[begin AVAILABLE RECORDS]

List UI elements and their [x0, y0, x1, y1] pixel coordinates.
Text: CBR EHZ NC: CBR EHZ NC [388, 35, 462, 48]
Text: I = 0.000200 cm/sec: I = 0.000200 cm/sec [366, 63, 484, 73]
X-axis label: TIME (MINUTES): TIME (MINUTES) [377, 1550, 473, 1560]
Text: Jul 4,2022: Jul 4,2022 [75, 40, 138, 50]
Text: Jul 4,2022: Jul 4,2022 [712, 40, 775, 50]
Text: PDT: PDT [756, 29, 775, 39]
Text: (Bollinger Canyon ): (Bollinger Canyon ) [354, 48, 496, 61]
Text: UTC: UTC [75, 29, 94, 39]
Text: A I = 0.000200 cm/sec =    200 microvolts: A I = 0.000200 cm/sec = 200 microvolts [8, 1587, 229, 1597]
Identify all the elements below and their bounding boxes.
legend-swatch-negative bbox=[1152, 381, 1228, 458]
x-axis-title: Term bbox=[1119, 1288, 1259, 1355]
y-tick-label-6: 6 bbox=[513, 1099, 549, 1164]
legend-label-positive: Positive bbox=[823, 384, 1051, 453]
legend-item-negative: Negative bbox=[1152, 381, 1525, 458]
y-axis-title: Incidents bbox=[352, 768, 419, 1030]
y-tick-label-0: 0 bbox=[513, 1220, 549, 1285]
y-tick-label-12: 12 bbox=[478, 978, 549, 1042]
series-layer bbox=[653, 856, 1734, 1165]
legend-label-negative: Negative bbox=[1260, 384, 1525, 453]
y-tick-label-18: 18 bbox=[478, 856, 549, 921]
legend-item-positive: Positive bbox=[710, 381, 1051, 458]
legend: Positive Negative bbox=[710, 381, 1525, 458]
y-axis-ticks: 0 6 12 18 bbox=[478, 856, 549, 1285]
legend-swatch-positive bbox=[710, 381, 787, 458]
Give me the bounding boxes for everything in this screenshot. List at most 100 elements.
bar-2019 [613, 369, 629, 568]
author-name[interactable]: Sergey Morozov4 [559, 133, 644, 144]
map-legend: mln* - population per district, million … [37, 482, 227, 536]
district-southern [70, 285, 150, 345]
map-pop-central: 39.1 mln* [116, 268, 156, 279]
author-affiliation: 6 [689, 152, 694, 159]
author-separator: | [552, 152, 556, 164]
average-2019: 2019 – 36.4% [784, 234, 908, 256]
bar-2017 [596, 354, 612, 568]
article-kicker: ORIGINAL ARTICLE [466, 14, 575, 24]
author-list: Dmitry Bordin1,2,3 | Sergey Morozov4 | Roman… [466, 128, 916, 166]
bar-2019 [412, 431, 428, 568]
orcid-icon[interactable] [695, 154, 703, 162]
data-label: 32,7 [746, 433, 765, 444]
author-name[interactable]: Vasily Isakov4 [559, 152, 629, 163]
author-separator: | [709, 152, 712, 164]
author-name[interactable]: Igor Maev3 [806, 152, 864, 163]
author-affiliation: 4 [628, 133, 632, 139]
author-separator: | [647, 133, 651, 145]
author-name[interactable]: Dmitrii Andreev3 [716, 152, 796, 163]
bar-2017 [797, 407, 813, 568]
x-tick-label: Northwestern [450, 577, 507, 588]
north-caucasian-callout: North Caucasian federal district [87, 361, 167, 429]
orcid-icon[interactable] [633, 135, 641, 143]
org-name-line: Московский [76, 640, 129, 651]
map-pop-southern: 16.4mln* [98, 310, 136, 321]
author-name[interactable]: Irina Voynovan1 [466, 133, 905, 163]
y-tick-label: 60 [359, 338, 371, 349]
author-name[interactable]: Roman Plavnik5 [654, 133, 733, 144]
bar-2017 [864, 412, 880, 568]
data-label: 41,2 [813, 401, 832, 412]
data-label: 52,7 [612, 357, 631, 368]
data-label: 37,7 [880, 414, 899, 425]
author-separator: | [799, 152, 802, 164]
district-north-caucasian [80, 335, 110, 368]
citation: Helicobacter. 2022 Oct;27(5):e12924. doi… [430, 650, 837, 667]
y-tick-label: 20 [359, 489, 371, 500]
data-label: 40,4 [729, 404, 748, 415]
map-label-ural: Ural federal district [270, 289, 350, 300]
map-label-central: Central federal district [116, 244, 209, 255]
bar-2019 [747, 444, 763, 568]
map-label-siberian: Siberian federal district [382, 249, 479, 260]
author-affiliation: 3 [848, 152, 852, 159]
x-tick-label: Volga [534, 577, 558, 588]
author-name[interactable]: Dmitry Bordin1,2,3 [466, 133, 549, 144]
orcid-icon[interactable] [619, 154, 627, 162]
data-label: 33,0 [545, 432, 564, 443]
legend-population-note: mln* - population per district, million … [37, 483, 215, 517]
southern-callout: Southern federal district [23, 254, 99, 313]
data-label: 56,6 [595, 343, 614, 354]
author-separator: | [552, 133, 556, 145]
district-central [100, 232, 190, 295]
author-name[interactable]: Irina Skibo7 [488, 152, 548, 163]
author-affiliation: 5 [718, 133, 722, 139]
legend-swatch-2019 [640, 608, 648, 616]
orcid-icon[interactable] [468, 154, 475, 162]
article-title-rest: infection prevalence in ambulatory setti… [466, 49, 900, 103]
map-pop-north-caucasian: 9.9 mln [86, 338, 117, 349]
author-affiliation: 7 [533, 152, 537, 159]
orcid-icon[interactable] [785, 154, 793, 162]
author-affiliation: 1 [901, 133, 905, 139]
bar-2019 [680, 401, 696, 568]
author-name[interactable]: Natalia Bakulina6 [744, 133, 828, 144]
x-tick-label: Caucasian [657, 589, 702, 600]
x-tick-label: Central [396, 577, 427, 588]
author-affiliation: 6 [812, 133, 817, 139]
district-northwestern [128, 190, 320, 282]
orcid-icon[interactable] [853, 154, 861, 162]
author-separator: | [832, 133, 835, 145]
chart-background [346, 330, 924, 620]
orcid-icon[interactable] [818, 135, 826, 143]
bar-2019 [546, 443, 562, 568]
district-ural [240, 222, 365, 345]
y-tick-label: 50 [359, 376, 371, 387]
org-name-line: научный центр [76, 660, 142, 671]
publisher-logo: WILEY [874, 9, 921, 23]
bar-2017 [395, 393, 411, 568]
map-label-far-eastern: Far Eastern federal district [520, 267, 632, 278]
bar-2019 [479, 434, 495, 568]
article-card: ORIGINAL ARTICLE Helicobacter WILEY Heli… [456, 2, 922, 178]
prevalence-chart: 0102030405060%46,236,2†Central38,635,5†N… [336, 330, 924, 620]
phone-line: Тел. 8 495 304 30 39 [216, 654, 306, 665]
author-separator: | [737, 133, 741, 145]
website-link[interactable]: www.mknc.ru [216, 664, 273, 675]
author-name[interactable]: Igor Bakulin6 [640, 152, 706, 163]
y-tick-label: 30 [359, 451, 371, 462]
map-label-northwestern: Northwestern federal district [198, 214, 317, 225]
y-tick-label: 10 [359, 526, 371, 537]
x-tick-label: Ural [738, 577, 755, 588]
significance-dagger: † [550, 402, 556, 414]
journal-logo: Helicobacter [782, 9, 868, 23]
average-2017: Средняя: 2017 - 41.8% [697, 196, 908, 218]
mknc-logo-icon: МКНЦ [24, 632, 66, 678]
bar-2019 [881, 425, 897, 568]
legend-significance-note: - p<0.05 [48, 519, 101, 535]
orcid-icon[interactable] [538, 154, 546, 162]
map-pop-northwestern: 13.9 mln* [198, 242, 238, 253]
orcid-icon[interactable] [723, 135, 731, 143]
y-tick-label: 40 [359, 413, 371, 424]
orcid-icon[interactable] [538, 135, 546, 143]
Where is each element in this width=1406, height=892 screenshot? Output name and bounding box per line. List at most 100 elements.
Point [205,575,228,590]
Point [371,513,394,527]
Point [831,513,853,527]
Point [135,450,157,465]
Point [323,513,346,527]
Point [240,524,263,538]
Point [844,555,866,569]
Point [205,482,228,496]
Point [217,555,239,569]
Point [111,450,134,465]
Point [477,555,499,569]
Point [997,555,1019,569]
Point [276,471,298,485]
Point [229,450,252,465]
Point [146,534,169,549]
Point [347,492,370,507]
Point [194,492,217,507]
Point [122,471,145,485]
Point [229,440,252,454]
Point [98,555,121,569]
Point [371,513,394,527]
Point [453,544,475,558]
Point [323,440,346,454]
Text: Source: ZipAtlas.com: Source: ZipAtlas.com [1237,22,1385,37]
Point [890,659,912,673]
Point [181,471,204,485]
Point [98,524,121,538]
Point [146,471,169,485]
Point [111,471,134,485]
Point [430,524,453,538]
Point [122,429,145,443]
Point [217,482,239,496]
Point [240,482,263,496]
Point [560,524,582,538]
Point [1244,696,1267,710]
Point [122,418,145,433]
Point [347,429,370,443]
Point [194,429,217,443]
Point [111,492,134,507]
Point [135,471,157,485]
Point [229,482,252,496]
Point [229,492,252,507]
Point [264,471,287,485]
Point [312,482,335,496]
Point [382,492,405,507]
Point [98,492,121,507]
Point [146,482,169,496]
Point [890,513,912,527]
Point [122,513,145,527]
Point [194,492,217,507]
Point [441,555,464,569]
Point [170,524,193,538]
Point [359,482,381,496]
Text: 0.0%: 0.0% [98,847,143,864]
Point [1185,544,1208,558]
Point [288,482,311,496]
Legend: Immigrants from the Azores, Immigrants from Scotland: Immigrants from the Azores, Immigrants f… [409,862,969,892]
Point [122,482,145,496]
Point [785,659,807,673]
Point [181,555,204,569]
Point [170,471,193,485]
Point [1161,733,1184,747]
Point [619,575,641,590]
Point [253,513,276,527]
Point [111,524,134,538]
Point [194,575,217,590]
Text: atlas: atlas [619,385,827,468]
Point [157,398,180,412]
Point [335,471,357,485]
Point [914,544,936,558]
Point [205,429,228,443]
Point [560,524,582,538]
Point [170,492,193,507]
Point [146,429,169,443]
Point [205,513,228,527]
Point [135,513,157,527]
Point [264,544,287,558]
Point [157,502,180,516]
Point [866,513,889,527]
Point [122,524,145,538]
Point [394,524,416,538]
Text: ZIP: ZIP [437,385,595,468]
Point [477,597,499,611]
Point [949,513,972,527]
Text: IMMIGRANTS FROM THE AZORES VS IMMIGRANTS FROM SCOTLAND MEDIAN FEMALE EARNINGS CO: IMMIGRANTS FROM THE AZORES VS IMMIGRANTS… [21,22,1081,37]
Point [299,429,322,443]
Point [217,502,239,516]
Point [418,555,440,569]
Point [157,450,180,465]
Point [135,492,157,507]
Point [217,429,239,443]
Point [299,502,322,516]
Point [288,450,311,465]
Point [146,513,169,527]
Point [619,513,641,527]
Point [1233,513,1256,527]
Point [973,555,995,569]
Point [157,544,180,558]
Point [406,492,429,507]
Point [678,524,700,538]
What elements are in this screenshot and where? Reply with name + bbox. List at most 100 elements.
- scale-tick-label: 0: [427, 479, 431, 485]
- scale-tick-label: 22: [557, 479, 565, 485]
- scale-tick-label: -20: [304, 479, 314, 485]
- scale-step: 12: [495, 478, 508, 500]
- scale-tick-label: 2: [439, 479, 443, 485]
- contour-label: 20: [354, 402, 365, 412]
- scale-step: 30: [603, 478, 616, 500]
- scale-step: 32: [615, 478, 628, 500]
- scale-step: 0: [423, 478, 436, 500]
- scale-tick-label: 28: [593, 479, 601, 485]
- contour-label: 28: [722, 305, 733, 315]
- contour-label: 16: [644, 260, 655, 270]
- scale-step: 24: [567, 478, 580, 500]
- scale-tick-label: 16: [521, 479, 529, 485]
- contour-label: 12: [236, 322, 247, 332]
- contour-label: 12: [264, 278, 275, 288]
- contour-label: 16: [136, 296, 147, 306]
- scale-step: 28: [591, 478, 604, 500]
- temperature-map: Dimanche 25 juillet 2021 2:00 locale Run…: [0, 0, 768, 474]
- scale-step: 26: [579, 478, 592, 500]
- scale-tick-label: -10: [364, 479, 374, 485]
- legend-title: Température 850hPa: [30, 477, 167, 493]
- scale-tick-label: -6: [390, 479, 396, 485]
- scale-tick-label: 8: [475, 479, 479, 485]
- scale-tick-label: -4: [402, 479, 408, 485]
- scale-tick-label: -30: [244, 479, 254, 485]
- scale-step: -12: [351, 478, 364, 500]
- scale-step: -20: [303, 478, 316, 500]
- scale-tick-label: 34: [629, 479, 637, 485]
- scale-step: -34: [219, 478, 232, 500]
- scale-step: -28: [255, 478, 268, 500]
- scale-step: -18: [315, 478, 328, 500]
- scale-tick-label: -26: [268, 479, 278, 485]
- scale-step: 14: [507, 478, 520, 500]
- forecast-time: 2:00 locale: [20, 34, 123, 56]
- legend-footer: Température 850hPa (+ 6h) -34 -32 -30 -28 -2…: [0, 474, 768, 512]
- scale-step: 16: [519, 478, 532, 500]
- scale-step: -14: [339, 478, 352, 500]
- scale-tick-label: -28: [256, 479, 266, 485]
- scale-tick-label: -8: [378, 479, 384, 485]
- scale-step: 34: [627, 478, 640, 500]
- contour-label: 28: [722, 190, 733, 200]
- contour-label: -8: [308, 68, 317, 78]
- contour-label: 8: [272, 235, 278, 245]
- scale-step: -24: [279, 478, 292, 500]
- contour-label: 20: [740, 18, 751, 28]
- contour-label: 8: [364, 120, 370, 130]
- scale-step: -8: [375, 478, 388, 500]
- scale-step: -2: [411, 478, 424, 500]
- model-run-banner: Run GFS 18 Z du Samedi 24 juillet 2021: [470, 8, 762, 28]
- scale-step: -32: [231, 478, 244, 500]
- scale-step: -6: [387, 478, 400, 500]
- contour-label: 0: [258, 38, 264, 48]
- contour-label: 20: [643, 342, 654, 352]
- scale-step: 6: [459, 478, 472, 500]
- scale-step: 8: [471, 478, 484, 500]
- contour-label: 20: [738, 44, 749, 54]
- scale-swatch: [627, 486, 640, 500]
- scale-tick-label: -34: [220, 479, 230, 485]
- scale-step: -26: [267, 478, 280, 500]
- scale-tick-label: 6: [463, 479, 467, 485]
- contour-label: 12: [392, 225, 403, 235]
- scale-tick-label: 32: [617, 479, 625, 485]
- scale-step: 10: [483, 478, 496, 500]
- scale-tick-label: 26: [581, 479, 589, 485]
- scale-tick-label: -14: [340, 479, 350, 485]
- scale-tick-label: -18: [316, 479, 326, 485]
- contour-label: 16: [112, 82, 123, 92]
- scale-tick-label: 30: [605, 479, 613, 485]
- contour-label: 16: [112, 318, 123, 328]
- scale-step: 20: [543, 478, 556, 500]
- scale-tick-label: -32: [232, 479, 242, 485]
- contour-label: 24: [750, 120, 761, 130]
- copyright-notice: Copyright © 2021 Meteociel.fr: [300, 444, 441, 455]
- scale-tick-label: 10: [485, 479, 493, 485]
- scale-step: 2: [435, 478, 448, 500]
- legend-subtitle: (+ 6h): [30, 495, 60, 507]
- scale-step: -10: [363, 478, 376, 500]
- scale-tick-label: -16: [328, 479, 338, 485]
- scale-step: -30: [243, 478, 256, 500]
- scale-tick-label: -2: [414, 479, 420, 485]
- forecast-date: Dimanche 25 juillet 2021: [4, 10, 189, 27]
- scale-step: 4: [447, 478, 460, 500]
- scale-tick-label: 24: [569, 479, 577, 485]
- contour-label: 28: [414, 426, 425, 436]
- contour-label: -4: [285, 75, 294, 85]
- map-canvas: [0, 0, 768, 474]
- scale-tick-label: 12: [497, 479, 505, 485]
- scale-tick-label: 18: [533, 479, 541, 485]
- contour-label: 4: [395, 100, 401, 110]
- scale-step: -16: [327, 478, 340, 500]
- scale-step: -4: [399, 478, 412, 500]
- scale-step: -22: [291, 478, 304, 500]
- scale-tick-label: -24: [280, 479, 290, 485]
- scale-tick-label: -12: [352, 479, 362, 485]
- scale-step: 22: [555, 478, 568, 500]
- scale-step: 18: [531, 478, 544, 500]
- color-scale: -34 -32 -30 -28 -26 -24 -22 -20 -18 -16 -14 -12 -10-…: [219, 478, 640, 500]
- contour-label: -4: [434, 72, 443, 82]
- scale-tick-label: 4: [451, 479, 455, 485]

[end AVAILABLE RECORDS]

- [WRITTEN TASK]: Reproduce the data above verbatim, beginning with the first line and stopping after the line that contains "Text: PDT: PDT [756, 29, 775, 39]".

- [THE COMPLETED TASK]:
List UI elements and their [x0, y0, x1, y1] pixel coordinates.
Text: CBR EHZ NC: CBR EHZ NC [388, 35, 462, 48]
Text: I = 0.000200 cm/sec: I = 0.000200 cm/sec [366, 63, 484, 73]
X-axis label: TIME (MINUTES): TIME (MINUTES) [377, 1550, 473, 1560]
Text: Jul 4,2022: Jul 4,2022 [75, 40, 138, 50]
Text: Jul 4,2022: Jul 4,2022 [712, 40, 775, 50]
Text: PDT: PDT [756, 29, 775, 39]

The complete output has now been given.